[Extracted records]
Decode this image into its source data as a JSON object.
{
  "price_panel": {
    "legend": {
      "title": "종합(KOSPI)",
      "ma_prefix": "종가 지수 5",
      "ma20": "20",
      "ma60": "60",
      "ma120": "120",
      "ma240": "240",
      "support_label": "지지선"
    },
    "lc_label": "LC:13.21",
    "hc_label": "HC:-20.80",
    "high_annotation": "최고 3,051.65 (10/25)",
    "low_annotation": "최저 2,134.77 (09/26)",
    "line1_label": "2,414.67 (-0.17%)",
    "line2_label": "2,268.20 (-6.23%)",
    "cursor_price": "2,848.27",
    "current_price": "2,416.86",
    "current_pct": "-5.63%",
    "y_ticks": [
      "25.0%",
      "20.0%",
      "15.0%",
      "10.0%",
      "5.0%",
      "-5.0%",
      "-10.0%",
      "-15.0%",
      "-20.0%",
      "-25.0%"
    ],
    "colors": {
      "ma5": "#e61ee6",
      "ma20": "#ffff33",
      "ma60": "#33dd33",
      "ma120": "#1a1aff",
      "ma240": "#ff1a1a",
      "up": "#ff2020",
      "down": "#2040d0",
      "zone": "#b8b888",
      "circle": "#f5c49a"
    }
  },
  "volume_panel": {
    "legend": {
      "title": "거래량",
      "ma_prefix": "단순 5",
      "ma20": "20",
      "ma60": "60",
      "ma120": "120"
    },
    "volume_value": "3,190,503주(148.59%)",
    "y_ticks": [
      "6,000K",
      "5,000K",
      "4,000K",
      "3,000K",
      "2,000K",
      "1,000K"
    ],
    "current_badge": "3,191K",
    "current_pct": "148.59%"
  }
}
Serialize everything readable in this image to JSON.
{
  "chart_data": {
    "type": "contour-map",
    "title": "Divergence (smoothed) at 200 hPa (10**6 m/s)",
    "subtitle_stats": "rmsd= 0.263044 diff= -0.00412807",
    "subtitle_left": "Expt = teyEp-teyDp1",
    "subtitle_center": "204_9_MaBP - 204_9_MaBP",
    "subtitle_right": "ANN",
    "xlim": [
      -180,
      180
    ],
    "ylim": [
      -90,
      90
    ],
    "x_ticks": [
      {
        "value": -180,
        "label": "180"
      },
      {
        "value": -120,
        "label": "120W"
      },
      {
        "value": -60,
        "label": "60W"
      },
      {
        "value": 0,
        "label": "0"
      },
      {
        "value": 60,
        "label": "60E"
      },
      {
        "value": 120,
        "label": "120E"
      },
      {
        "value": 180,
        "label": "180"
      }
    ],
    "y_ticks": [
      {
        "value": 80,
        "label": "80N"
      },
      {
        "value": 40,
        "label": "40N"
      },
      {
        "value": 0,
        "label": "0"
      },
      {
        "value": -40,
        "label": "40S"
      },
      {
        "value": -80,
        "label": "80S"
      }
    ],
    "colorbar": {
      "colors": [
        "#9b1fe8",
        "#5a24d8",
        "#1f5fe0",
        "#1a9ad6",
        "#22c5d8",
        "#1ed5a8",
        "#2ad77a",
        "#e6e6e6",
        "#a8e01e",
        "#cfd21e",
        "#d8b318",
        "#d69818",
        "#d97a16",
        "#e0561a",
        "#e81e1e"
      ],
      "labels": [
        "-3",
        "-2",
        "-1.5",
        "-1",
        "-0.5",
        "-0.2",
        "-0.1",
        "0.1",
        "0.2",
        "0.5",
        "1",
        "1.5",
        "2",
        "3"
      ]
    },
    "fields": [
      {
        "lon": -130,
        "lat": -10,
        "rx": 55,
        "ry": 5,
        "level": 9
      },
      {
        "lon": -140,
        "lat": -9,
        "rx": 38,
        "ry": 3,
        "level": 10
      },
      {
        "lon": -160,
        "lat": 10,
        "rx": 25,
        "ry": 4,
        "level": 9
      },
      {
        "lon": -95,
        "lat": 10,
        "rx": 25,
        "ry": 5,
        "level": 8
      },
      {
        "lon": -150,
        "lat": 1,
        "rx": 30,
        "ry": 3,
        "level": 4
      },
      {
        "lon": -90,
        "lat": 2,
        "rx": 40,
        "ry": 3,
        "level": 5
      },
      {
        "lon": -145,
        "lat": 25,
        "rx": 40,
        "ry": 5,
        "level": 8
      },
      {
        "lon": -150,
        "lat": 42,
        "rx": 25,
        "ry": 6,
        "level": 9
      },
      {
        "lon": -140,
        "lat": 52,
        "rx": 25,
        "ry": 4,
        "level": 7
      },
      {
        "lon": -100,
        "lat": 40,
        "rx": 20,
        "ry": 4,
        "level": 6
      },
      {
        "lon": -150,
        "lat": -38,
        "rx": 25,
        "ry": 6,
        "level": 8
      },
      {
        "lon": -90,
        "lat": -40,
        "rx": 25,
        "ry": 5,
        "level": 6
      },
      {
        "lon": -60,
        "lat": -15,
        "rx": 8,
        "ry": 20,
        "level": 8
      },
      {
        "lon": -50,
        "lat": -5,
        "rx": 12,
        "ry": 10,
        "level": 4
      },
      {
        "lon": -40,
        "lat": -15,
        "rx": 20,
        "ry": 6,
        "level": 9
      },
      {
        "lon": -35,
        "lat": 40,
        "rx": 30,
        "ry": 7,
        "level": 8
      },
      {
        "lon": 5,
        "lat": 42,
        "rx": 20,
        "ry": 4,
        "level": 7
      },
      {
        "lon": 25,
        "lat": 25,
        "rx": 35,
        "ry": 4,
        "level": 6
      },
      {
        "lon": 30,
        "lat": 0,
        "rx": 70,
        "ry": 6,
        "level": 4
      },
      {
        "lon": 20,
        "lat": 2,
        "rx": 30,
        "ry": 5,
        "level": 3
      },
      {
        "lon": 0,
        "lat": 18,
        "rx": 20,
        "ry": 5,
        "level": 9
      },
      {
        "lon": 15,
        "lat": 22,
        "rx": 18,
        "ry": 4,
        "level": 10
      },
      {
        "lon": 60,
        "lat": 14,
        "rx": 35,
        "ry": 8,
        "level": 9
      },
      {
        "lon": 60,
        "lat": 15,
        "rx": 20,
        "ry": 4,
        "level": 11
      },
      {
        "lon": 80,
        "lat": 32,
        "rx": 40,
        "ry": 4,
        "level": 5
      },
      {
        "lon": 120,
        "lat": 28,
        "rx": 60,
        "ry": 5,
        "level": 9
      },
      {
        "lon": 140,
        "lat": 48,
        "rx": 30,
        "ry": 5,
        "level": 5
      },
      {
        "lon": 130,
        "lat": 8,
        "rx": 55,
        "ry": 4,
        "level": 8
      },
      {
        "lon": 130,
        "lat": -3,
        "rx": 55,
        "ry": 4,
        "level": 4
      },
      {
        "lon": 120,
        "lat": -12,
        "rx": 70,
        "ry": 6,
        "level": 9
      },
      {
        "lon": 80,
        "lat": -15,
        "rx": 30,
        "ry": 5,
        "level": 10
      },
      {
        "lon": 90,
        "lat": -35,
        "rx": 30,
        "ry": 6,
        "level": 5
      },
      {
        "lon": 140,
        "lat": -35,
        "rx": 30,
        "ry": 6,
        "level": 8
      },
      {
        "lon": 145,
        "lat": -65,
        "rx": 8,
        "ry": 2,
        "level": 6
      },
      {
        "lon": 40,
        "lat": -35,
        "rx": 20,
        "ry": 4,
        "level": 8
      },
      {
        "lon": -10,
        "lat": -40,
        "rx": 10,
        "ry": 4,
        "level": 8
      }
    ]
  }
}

_EXERCISE:_ Every entry in the listing must be retyped exactly.

_FINISHED EXERCISE:_
Decode this image into its source data as a JSON object.
{
  "price_panel": {
    "legend": {
      "title": "종합(KOSPI)",
      "ma_prefix": "종가 지수 5",
      "ma20": "20",
      "ma60": "60",
      "ma120": "120",
      "ma240": "240",
      "support_label": "지지선"
    },
    "lc_label": "LC:13.21",
    "hc_label": "HC:-20.80",
    "high_annotation": "최고 3,051.65 (10/25)",
    "low_annotation": "최저 2,134.77 (09/26)",
    "line1_label": "2,414.67 (-0.17%)",
    "line2_label": "2,268.20 (-6.23%)",
    "cursor_price": "2,848.27",
    "current_price": "2,416.86",
    "current_pct": "-5.63%",
    "y_ticks": [
      "25.0%",
      "20.0%",
      "15.0%",
      "10.0%",
      "5.0%",
      "-5.0%",
      "-10.0%",
      "-15.0%",
      "-20.0%",
      "-25.0%"
    ],
    "colors": {
      "ma5": "#e61ee6",
      "ma20": "#ffff33",
      "ma60": "#33dd33",
      "ma120": "#1a1aff",
      "ma240": "#ff1a1a",
      "up": "#ff2020",
      "down": "#2040d0",
      "zone": "#b8b888",
      "circle": "#f5c49a"
    }
  },
  "volume_panel": {
    "legend": {
      "title": "거래량",
      "ma_prefix": "단순 5",
      "ma20": "20",
      "ma60": "60",
      "ma120": "120"
    },
    "volume_value": "3,190,503주(148.59%)",
    "y_ticks": [
      "6,000K",
      "5,000K",
      "4,000K",
      "3,000K",
      "2,000K",
      "1,000K"
    ],
    "current_badge": "3,191K",
    "current_pct": "148.59%"
  }
}
Serialize everything readable in this image to JSON.
{
  "chart_data": {
    "type": "contour-map",
    "title": "Divergence (smoothed) at 200 hPa (10**6 m/s)",
    "subtitle_stats": "rmsd= 0.263044 diff= -0.00412807",
    "subtitle_left": "Expt = teyEp-teyDp1",
    "subtitle_center": "204_9_MaBP - 204_9_MaBP",
    "subtitle_right": "ANN",
    "xlim": [
      -180,
      180
    ],
    "ylim": [
      -90,
      90
    ],
    "x_ticks": [
      {
        "value": -180,
        "label": "180"
      },
      {
        "value": -120,
        "label": "120W"
      },
      {
        "value": -60,
        "label": "60W"
      },
      {
        "value": 0,
        "label": "0"
      },
      {
        "value": 60,
        "label": "60E"
      },
      {
        "value": 120,
        "label": "120E"
      },
      {
        "value": 180,
        "label": "180"
      }
    ],
    "y_ticks": [
      {
        "value": 80,
        "label": "80N"
      },
      {
        "value": 40,
        "label": "40N"
      },
      {
        "value": 0,
        "label": "0"
      },
      {
        "value": -40,
        "label": "40S"
      },
      {
        "value": -80,
        "label": "80S"
      }
    ],
    "colorbar": {
      "colors": [
        "#9b1fe8",
        "#5a24d8",
        "#1f5fe0",
        "#1a9ad6",
        "#22c5d8",
        "#1ed5a8",
        "#2ad77a",
        "#e6e6e6",
        "#a8e01e",
        "#cfd21e",
        "#d8b318",
        "#d69818",
        "#d97a16",
        "#e0561a",
        "#e81e1e"
      ],
      "labels": [
        "-3",
        "-2",
        "-1.5",
        "-1",
        "-0.5",
        "-0.2",
        "-0.1",
        "0.1",
        "0.2",
        "0.5",
        "1",
        "1.5",
        "2",
        "3"
      ]
    },
    "fields": [
      {
        "lon": -130,
        "lat": -10,
        "rx": 55,
        "ry": 5,
        "level": 9
      },
      {
        "lon": -140,
        "lat": -9,
        "rx": 38,
        "ry": 3,
        "level": 10
      },
      {
        "lon": -160,
        "lat": 10,
        "rx": 25,
        "ry": 4,
        "level": 9
      },
      {
        "lon": -95,
        "lat": 10,
        "rx": 25,
        "ry": 5,
        "level": 8
      },
      {
        "lon": -150,
        "lat": 1,
        "rx": 30,
        "ry": 3,
        "level": 4
      },
      {
        "lon": -90,
        "lat": 2,
        "rx": 40,
        "ry": 3,
        "level": 5
      },
      {
        "lon": -145,
        "lat": 25,
        "rx": 40,
        "ry": 5,
        "level": 8
      },
      {
        "lon": -150,
        "lat": 42,
        "rx": 25,
        "ry": 6,
        "level": 9
      },
      {
        "lon": -140,
        "lat": 52,
        "rx": 25,
        "ry": 4,
        "level": 7
      },
      {
        "lon": -100,
        "lat": 40,
        "rx": 20,
        "ry": 4,
        "level": 6
      },
      {
        "lon": -150,
        "lat": -38,
        "rx": 25,
        "ry": 6,
        "level": 8
      },
      {
        "lon": -90,
        "lat": -40,
        "rx": 25,
        "ry": 5,
        "level": 6
      },
      {
        "lon": -60,
        "lat": -15,
        "rx": 8,
        "ry": 20,
        "level": 8
      },
      {
        "lon": -50,
        "lat": -5,
        "rx": 12,
        "ry": 10,
        "level": 4
      },
      {
        "lon": -40,
        "lat": -15,
        "rx": 20,
        "ry": 6,
        "level": 9
      },
      {
        "lon": -35,
        "lat": 40,
        "rx": 30,
        "ry": 7,
        "level": 8
      },
      {
        "lon": 5,
        "lat": 42,
        "rx": 20,
        "ry": 4,
        "level": 7
      },
      {
        "lon": 25,
        "lat": 25,
        "rx": 35,
        "ry": 4,
        "level": 6
      },
      {
        "lon": 30,
        "lat": 0,
        "rx": 70,
        "ry": 6,
        "level": 4
      },
      {
        "lon": 20,
        "lat": 2,
        "rx": 30,
        "ry": 5,
        "level": 3
      },
      {
        "lon": 0,
        "lat": 18,
        "rx": 20,
        "ry": 5,
        "level": 9
      },
      {
        "lon": 15,
        "lat": 22,
        "rx": 18,
        "ry": 4,
        "level": 10
      },
      {
        "lon": 60,
        "lat": 14,
        "rx": 35,
        "ry": 8,
        "level": 9
      },
      {
        "lon": 60,
        "lat": 15,
        "rx": 20,
        "ry": 4,
        "level": 11
      },
      {
        "lon": 80,
        "lat": 32,
        "rx": 40,
        "ry": 4,
        "level": 5
      },
      {
        "lon": 120,
        "lat": 28,
        "rx": 60,
        "ry": 5,
        "level": 9
      },
      {
        "lon": 140,
        "lat": 48,
        "rx": 30,
        "ry": 5,
        "level": 5
      },
      {
        "lon": 130,
        "lat": 8,
        "rx": 55,
        "ry": 4,
        "level": 8
      },
      {
        "lon": 130,
        "lat": -3,
        "rx": 55,
        "ry": 4,
        "level": 4
      },
      {
        "lon": 120,
        "lat": -12,
        "rx": 70,
        "ry": 6,
        "level": 9
      },
      {
        "lon": 80,
        "lat": -15,
        "rx": 30,
        "ry": 5,
        "level": 10
      },
      {
        "lon": 90,
        "lat": -35,
        "rx": 30,
        "ry": 6,
        "level": 5
      },
      {
        "lon": 140,
        "lat": -35,
        "rx": 30,
        "ry": 6,
        "level": 8
      },
      {
        "lon": 145,
        "lat": -65,
        "rx": 8,
        "ry": 2,
        "level": 6
      },
      {
        "lon": 40,
        "lat": -35,
        "rx": 20,
        "ry": 4,
        "level": 8
      },
      {
        "lon": -10,
        "lat": -40,
        "rx": 10,
        "ry": 4,
        "level": 8
      }
    ]
  }
}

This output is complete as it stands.